(Data entries)
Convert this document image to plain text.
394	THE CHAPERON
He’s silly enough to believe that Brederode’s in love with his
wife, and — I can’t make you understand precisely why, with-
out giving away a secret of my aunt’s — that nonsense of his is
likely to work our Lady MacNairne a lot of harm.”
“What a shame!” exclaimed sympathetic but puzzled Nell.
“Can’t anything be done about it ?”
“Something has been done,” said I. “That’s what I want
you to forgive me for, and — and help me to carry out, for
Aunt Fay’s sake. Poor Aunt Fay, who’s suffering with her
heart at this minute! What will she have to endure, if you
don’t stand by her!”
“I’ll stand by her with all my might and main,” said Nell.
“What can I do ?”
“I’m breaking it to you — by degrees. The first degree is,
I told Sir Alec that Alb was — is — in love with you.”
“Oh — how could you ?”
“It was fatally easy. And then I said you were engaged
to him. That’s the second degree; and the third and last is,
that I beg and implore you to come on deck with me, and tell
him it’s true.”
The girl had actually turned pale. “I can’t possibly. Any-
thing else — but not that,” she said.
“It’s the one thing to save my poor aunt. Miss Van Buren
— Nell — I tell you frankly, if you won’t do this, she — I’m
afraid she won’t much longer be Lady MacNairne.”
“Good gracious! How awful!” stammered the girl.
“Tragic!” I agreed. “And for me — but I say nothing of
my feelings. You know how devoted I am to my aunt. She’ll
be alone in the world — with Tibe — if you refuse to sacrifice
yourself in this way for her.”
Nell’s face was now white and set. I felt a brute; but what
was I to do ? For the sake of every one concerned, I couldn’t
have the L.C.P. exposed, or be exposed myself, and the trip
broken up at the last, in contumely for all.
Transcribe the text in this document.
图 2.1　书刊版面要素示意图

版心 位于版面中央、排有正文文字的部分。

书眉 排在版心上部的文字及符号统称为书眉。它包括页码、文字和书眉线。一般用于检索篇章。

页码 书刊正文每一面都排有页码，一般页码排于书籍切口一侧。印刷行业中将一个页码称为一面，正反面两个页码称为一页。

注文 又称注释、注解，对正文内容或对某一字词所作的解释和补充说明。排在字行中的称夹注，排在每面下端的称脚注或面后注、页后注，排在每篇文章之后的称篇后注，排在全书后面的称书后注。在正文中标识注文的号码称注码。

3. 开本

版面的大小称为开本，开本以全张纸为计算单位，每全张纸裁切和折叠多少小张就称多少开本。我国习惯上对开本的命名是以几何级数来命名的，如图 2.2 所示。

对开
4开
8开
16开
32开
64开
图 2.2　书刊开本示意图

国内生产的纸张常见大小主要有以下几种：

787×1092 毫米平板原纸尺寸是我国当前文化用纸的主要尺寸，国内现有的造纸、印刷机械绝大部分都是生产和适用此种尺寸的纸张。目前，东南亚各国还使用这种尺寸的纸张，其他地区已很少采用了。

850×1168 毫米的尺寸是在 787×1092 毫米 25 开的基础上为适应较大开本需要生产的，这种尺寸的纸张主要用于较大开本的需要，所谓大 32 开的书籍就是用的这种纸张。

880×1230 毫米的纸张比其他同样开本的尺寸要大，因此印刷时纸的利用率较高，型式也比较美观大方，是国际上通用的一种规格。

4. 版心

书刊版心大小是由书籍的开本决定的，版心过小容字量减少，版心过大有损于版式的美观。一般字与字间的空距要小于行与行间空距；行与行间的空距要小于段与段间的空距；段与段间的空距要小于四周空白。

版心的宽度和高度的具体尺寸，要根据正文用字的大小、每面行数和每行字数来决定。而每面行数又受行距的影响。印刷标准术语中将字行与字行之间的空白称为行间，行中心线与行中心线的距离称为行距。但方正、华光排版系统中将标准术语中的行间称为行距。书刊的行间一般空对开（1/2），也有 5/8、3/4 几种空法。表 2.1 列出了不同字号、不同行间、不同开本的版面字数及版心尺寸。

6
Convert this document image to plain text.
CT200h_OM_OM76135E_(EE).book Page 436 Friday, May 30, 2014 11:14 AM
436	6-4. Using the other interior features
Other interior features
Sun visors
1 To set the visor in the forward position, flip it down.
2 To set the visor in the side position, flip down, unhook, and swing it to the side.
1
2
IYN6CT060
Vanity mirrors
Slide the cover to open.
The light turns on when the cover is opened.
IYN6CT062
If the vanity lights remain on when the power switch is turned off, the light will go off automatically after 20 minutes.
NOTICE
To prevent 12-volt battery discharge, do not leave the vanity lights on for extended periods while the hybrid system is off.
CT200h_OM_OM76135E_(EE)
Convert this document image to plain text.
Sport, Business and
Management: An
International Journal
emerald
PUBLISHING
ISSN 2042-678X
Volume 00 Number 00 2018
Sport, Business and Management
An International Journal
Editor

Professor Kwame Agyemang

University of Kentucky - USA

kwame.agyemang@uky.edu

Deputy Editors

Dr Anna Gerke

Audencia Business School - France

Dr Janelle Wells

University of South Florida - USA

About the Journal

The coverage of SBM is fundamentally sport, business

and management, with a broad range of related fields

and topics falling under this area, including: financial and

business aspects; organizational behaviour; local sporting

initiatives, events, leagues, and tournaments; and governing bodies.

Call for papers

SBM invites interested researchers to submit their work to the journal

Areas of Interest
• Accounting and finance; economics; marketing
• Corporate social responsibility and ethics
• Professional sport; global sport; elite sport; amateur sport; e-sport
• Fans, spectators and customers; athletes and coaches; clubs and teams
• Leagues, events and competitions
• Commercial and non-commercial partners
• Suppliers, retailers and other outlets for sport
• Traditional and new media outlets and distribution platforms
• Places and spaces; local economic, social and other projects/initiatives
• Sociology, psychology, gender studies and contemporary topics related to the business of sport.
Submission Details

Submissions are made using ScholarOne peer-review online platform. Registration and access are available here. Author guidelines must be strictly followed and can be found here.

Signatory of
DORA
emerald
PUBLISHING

* [TASK REQUIREMENTS] Faithfully reproduce all of the records, character for character.

* [CORRECT RESPONSE]
Convert this document image to plain text.
394	THE CHAPERON
He’s silly enough to believe that Brederode’s in love with his
wife, and — I can’t make you understand precisely why, with-
out giving away a secret of my aunt’s — that nonsense of his is
likely to work our Lady MacNairne a lot of harm.”
“What a shame!” exclaimed sympathetic but puzzled Nell.
“Can’t anything be done about it ?”
“Something has been done,” said I. “That’s what I want
you to forgive me for, and — and help me to carry out, for
Aunt Fay’s sake. Poor Aunt Fay, who’s suffering with her
heart at this minute! What will she have to endure, if you
don’t stand by her!”
“I’ll stand by her with all my might and main,” said Nell.
“What can I do ?”
“I’m breaking it to you — by degrees. The first degree is,
I told Sir Alec that Alb was — is — in love with you.”
“Oh — how could you ?”
“It was fatally easy. And then I said you were engaged
to him. That’s the second degree; and the third and last is,
that I beg and implore you to come on deck with me, and tell
him it’s true.”
The girl had actually turned pale. “I can’t possibly. Any-
thing else — but not that,” she said.
“It’s the one thing to save my poor aunt. Miss Van Buren
— Nell — I tell you frankly, if you won’t do this, she — I’m
afraid she won’t much longer be Lady MacNairne.”
“Good gracious! How awful!” stammered the girl.
“Tragic!” I agreed. “And for me — but I say nothing of
my feelings. You know how devoted I am to my aunt. She’ll
be alone in the world — with Tibe — if you refuse to sacrifice
yourself in this way for her.”
Nell’s face was now white and set. I felt a brute; but what
was I to do ? For the sake of every one concerned, I couldn’t
have the L.C.P. exposed, or be exposed myself, and the trip
broken up at the last, in contumely for all.
Transcribe the text in this document.
图 2.1　书刊版面要素示意图

版心 位于版面中央、排有正文文字的部分。

书眉 排在版心上部的文字及符号统称为书眉。它包括页码、文字和书眉线。一般用于检索篇章。

页码 书刊正文每一面都排有页码，一般页码排于书籍切口一侧。印刷行业中将一个页码称为一面，正反面两个页码称为一页。

注文 又称注释、注解，对正文内容或对某一字词所作的解释和补充说明。排在字行中的称夹注，排在每面下端的称脚注或面后注、页后注，排在每篇文章之后的称篇后注，排在全书后面的称书后注。在正文中标识注文的号码称注码。

3. 开本

版面的大小称为开本，开本以全张纸为计算单位，每全张纸裁切和折叠多少小张就称多少开本。我国习惯上对开本的命名是以几何级数来命名的，如图 2.2 所示。

对开
4开
8开
16开
32开
64开
图 2.2　书刊开本示意图

国内生产的纸张常见大小主要有以下几种：

787×1092 毫米平板原纸尺寸是我国当前文化用纸的主要尺寸，国内现有的造纸、印刷机械绝大部分都是生产和适用此种尺寸的纸张。目前，东南亚各国还使用这种尺寸的纸张，其他地区已很少采用了。

850×1168 毫米的尺寸是在 787×1092 毫米 25 开的基础上为适应较大开本需要生产的，这种尺寸的纸张主要用于较大开本的需要，所谓大 32 开的书籍就是用的这种纸张。

880×1230 毫米的纸张比其他同样开本的尺寸要大，因此印刷时纸的利用率较高，型式也比较美观大方，是国际上通用的一种规格。

4. 版心

书刊版心大小是由书籍的开本决定的，版心过小容字量减少，版心过大有损于版式的美观。一般字与字间的空距要小于行与行间空距；行与行间的空距要小于段与段间的空距；段与段间的空距要小于四周空白。

版心的宽度和高度的具体尺寸，要根据正文用字的大小、每面行数和每行字数来决定。而每面行数又受行距的影响。印刷标准术语中将字行与字行之间的空白称为行间，行中心线与行中心线的距离称为行距。但方正、华光排版系统中将标准术语中的行间称为行距。书刊的行间一般空对开（1/2），也有 5/8、3/4 几种空法。表 2.1 列出了不同字号、不同行间、不同开本的版面字数及版心尺寸。

6
Convert this document image to plain text.
CT200h_OM_OM76135E_(EE).book Page 436 Friday, May 30, 2014 11:14 AM
436	6-4. Using the other interior features
Other interior features
Sun visors
1 To set the visor in the forward position, flip it down.
2 To set the visor in the side position, flip down, unhook, and swing it to the side.
1
2
IYN6CT060
Vanity mirrors
Slide the cover to open.
The light turns on when the cover is opened.
IYN6CT062
If the vanity lights remain on when the power switch is turned off, the light will go off automatically after 20 minutes.
NOTICE
To prevent 12-volt battery discharge, do not leave the vanity lights on for extended periods while the hybrid system is off.
CT200h_OM_OM76135E_(EE)
Convert this document image to plain text.
Sport, Business and
Management: An
International Journal
emerald
PUBLISHING
ISSN 2042-678X
Volume 00 Number 00 2018
Sport, Business and Management
An International Journal
Editor

Professor Kwame Agyemang

University of Kentucky - USA

kwame.agyemang@uky.edu

Deputy Editors

Dr Anna Gerke

Audencia Business School - France

Dr Janelle Wells

University of South Florida - USA

About the Journal

The coverage of SBM is fundamentally sport, business

and management, with a broad range of related fields

and topics falling under this area, including: financial and

business aspects; organizational behaviour; local sporting

initiatives, events, leagues, and tournaments; and governing bodies.

Call for papers

SBM invites interested researchers to submit their work to the journal

Areas of Interest
• Accounting and finance; economics; marketing
• Corporate social responsibility and ethics
• Professional sport; global sport; elite sport; amateur sport; e-sport
• Fans, spectators and customers; athletes and coaches; clubs and teams
• Leagues, events and competitions
• Commercial and non-commercial partners
• Suppliers, retailers and other outlets for sport
• Traditional and new media outlets and distribution platforms
• Places and spaces; local economic, social and other projects/initiatives
• Sociology, psychology, gender studies and contemporary topics related to the business of sport.
Submission Details

Submissions are made using ScholarOne peer-review online platform. Registration and access are available here. Author guidelines must be strictly followed and can be found here.

Signatory of
DORA
emerald
PUBLISHING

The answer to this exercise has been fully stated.